* Prompt:
Every line of the material below should be repeated exactly.

>> Begin

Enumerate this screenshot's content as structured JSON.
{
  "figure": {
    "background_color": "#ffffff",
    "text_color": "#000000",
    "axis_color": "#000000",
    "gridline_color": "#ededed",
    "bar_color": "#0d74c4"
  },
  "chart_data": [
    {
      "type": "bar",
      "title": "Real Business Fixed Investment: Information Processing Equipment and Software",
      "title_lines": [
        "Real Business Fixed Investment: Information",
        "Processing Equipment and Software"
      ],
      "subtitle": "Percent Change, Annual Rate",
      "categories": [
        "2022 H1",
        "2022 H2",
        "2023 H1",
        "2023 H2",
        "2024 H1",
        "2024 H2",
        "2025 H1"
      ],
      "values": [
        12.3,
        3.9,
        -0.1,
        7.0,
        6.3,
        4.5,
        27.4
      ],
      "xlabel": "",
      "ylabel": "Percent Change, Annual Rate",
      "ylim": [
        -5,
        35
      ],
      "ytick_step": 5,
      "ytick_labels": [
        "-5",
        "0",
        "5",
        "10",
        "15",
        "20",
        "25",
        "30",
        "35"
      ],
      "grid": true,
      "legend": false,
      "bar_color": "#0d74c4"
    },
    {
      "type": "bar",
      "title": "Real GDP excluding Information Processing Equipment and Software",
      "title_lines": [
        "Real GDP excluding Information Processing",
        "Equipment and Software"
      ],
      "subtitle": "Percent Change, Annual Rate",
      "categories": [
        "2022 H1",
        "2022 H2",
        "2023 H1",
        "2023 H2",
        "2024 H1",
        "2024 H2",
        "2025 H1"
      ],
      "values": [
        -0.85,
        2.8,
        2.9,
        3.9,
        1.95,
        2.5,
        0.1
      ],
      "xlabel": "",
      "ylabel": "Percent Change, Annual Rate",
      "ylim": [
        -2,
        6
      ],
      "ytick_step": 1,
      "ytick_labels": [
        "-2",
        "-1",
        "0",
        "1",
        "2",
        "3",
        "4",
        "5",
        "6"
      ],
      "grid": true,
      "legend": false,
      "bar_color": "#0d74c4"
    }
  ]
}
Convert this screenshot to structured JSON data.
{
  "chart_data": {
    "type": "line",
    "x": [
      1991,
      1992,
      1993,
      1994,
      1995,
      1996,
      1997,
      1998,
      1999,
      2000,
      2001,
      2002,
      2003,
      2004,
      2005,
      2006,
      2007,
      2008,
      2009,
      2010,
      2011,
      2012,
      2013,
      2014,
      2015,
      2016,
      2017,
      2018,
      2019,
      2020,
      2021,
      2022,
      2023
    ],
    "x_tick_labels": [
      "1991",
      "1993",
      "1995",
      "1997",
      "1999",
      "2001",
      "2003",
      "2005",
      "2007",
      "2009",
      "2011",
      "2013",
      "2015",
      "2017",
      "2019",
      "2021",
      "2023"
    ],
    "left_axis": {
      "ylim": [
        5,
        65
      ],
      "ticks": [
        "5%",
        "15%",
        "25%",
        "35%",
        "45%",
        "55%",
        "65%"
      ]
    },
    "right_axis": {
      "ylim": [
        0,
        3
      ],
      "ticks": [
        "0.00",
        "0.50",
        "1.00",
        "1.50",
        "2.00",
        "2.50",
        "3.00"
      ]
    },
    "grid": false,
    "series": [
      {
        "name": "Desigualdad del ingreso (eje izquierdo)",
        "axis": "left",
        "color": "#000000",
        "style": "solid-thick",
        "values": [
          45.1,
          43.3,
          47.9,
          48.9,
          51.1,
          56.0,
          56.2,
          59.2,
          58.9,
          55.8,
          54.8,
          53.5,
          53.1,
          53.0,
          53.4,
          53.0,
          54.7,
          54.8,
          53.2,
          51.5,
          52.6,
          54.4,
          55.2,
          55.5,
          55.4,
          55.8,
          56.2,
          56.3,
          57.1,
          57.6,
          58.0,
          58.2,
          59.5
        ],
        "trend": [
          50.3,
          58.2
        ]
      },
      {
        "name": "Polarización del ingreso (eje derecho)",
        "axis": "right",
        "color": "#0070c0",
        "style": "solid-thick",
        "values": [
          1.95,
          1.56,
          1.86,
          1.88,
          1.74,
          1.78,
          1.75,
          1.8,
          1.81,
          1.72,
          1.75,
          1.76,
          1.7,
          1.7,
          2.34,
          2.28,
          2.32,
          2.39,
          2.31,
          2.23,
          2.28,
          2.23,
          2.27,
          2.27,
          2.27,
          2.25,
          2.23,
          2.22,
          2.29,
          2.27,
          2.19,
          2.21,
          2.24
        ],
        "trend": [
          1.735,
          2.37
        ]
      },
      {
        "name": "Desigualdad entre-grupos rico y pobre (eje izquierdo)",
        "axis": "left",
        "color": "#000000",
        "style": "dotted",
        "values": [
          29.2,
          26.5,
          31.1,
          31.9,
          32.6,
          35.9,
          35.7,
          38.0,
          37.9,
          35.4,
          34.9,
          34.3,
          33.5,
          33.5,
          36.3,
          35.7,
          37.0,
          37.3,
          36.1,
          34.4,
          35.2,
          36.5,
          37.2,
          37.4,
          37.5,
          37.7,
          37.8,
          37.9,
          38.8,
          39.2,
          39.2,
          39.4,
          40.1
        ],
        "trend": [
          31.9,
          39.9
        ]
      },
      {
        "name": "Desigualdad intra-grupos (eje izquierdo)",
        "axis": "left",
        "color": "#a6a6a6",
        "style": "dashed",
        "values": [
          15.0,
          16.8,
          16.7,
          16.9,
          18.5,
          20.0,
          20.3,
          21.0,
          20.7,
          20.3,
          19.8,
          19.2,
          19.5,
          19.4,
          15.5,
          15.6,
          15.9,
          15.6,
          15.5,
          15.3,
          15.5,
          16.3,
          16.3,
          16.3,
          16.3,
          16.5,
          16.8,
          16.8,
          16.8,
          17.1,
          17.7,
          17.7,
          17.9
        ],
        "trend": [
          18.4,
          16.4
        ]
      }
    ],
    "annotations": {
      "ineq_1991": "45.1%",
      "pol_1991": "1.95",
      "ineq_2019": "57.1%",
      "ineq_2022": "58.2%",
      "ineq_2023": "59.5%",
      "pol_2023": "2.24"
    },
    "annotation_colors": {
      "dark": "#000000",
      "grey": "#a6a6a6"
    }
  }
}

>> End

* Task answer:
Enumerate this screenshot's content as structured JSON.
{
  "figure": {
    "background_color": "#ffffff",
    "text_color": "#000000",
    "axis_color": "#000000",
    "gridline_color": "#ededed",
    "bar_color": "#0d74c4"
  },
  "chart_data": [
    {
      "type": "bar",
      "title": "Real Business Fixed Investment: Information Processing Equipment and Software",
      "title_lines": [
        "Real Business Fixed Investment: Information",
        "Processing Equipment and Software"
      ],
      "subtitle": "Percent Change, Annual Rate",
      "categories": [
        "2022 H1",
        "2022 H2",
        "2023 H1",
        "2023 H2",
        "2024 H1",
        "2024 H2",
        "2025 H1"
      ],
      "values": [
        12.3,
        3.9,
        -0.1,
        7.0,
        6.3,
        4.5,
        27.4
      ],
      "xlabel": "",
      "ylabel": "Percent Change, Annual Rate",
      "ylim": [
        -5,
        35
      ],
      "ytick_step": 5,
      "ytick_labels": [
        "-5",
        "0",
        "5",
        "10",
        "15",
        "20",
        "25",
        "30",
        "35"
      ],
      "grid": true,
      "legend": false,
      "bar_color": "#0d74c4"
    },
    {
      "type": "bar",
      "title": "Real GDP excluding Information Processing Equipment and Software",
      "title_lines": [
        "Real GDP excluding Information Processing",
        "Equipment and Software"
      ],
      "subtitle": "Percent Change, Annual Rate",
      "categories": [
        "2022 H1",
        "2022 H2",
        "2023 H1",
        "2023 H2",
        "2024 H1",
        "2024 H2",
        "2025 H1"
      ],
      "values": [
        -0.85,
        2.8,
        2.9,
        3.9,
        1.95,
        2.5,
        0.1
      ],
      "xlabel": "",
      "ylabel": "Percent Change, Annual Rate",
      "ylim": [
        -2,
        6
      ],
      "ytick_step": 1,
      "ytick_labels": [
        "-2",
        "-1",
        "0",
        "1",
        "2",
        "3",
        "4",
        "5",
        "6"
      ],
      "grid": true,
      "legend": false,
      "bar_color": "#0d74c4"
    }
  ]
}
Convert this screenshot to structured JSON data.
{
  "chart_data": {
    "type": "line",
    "x": [
      1991,
      1992,
      1993,
      1994,
      1995,
      1996,
      1997,
      1998,
      1999,
      2000,
      2001,
      2002,
      2003,
      2004,
      2005,
      2006,
      2007,
      2008,
      2009,
      2010,
      2011,
      2012,
      2013,
      2014,
      2015,
      2016,
      2017,
      2018,
      2019,
      2020,
      2021,
      2022,
      2023
    ],
    "x_tick_labels": [
      "1991",
      "1993",
      "1995",
      "1997",
      "1999",
      "2001",
      "2003",
      "2005",
      "2007",
      "2009",
      "2011",
      "2013",
      "2015",
      "2017",
      "2019",
      "2021",
      "2023"
    ],
    "left_axis": {
      "ylim": [
        5,
        65
      ],
      "ticks": [
        "5%",
        "15%",
        "25%",
        "35%",
        "45%",
        "55%",
        "65%"
      ]
    },
    "right_axis": {
      "ylim": [
        0,
        3
      ],
      "ticks": [
        "0.00",
        "0.50",
        "1.00",
        "1.50",
        "2.00",
        "2.50",
        "3.00"
      ]
    },
    "grid": false,
    "series": [
      {
        "name": "Desigualdad del ingreso (eje izquierdo)",
        "axis": "left",
        "color": "#000000",
        "style": "solid-thick",
        "values": [
          45.1,
          43.3,
          47.9,
          48.9,
          51.1,
          56.0,
          56.2,
          59.2,
          58.9,
          55.8,
          54.8,
          53.5,
          53.1,
          53.0,
          53.4,
          53.0,
          54.7,
          54.8,
          53.2,
          51.5,
          52.6,
          54.4,
          55.2,
          55.5,
          55.4,
          55.8,
          56.2,
          56.3,
          57.1,
          57.6,
          58.0,
          58.2,
          59.5
        ],
        "trend": [
          50.3,
          58.2
        ]
      },
      {
        "name": "Polarización del ingreso (eje derecho)",
        "axis": "right",
        "color": "#0070c0",
        "style": "solid-thick",
        "values": [
          1.95,
          1.56,
          1.86,
          1.88,
          1.74,
          1.78,
          1.75,
          1.8,
          1.81,
          1.72,
          1.75,
          1.76,
          1.7,
          1.7,
          2.34,
          2.28,
          2.32,
          2.39,
          2.31,
          2.23,
          2.28,
          2.23,
          2.27,
          2.27,
          2.27,
          2.25,
          2.23,
          2.22,
          2.29,
          2.27,
          2.19,
          2.21,
          2.24
        ],
        "trend": [
          1.735,
          2.37
        ]
      },
      {
        "name": "Desigualdad entre-grupos rico y pobre (eje izquierdo)",
        "axis": "left",
        "color": "#000000",
        "style": "dotted",
        "values": [
          29.2,
          26.5,
          31.1,
          31.9,
          32.6,
          35.9,
          35.7,
          38.0,
          37.9,
          35.4,
          34.9,
          34.3,
          33.5,
          33.5,
          36.3,
          35.7,
          37.0,
          37.3,
          36.1,
          34.4,
          35.2,
          36.5,
          37.2,
          37.4,
          37.5,
          37.7,
          37.8,
          37.9,
          38.8,
          39.2,
          39.2,
          39.4,
          40.1
        ],
        "trend": [
          31.9,
          39.9
        ]
      },
      {
        "name": "Desigualdad intra-grupos (eje izquierdo)",
        "axis": "left",
        "color": "#a6a6a6",
        "style": "dashed",
        "values": [
          15.0,
          16.8,
          16.7,
          16.9,
          18.5,
          20.0,
          20.3,
          21.0,
          20.7,
          20.3,
          19.8,
          19.2,
          19.5,
          19.4,
          15.5,
          15.6,
          15.9,
          15.6,
          15.5,
          15.3,
          15.5,
          16.3,
          16.3,
          16.3,
          16.3,
          16.5,
          16.8,
          16.8,
          16.8,
          17.1,
          17.7,
          17.7,
          17.9
        ],
        "trend": [
          18.4,
          16.4
        ]
      }
    ],
    "annotations": {
      "ineq_1991": "45.1%",
      "pol_1991": "1.95",
      "ineq_2019": "57.1%",
      "ineq_2022": "58.2%",
      "ineq_2023": "59.5%",
      "pol_2023": "2.24"
    },
    "annotation_colors": {
      "dark": "#000000",
      "grey": "#a6a6a6"
    }
  }
}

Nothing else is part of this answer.